• What is needed: Repeat the records below exactly, leaving out any pictures.

• Supplied information:

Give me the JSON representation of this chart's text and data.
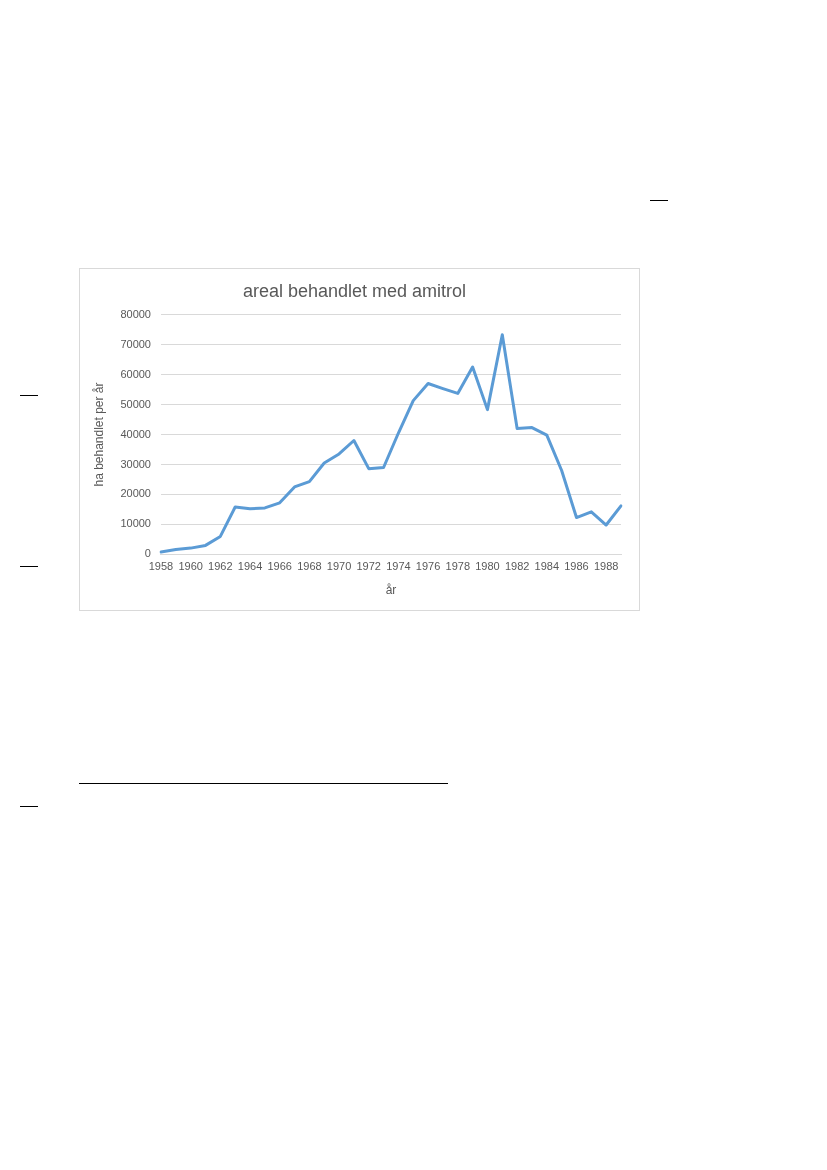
{
  "chart_data": {
    "type": "line",
    "title": "areal behandlet med amitrol",
    "xlabel": "år",
    "ylabel": "ha behandlet per år",
    "categories": [
      "1958",
      null,
      "1960",
      null,
      "1962",
      null,
      "1964",
      null,
      "1966",
      null,
      "1968",
      null,
      "1970",
      null,
      "1972",
      null,
      "1974",
      null,
      "1976",
      null,
      "1978",
      null,
      "1980",
      null,
      "1982",
      null,
      "1984",
      null,
      "1986",
      null,
      "1988",
      null
    ],
    "series": [
      {
        "color": "#5b9bd5",
        "values": [
          800,
          1600,
          2100,
          3000,
          6000,
          15800,
          15200,
          15500,
          17200,
          22500,
          24300,
          30500,
          33500,
          38000,
          28600,
          29000,
          40500,
          51300,
          57000,
          55300,
          53700,
          62500,
          48300,
          73300,
          42000,
          42300,
          39800,
          28000,
          12300,
          14200,
          9800,
          16200
        ]
      }
    ],
    "ylim": [
      0,
      80000
    ],
    "yticks": [
      0,
      10000,
      20000,
      30000,
      40000,
      50000,
      60000,
      70000,
      80000
    ],
    "grid": "y",
    "legend": false,
    "marker": "none",
    "line_style": "solid"
  }
}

• Right answer:
Give me the JSON representation of this chart's text and data.
{
  "chart_data": {
    "type": "line",
    "title": "areal behandlet med amitrol",
    "xlabel": "år",
    "ylabel": "ha behandlet per år",
    "categories": [
      "1958",
      null,
      "1960",
      null,
      "1962",
      null,
      "1964",
      null,
      "1966",
      null,
      "1968",
      null,
      "1970",
      null,
      "1972",
      null,
      "1974",
      null,
      "1976",
      null,
      "1978",
      null,
      "1980",
      null,
      "1982",
      null,
      "1984",
      null,
      "1986",
      null,
      "1988",
      null
    ],
    "series": [
      {
        "color": "#5b9bd5",
        "values": [
          800,
          1600,
          2100,
          3000,
          6000,
          15800,
          15200,
          15500,
          17200,
          22500,
          24300,
          30500,
          33500,
          38000,
          28600,
          29000,
          40500,
          51300,
          57000,
          55300,
          53700,
          62500,
          48300,
          73300,
          42000,
          42300,
          39800,
          28000,
          12300,
          14200,
          9800,
          16200
        ]
      }
    ],
    "ylim": [
      0,
      80000
    ],
    "yticks": [
      0,
      10000,
      20000,
      30000,
      40000,
      50000,
      60000,
      70000,
      80000
    ],
    "grid": "y",
    "legend": false,
    "marker": "none",
    "line_style": "solid"
  }
}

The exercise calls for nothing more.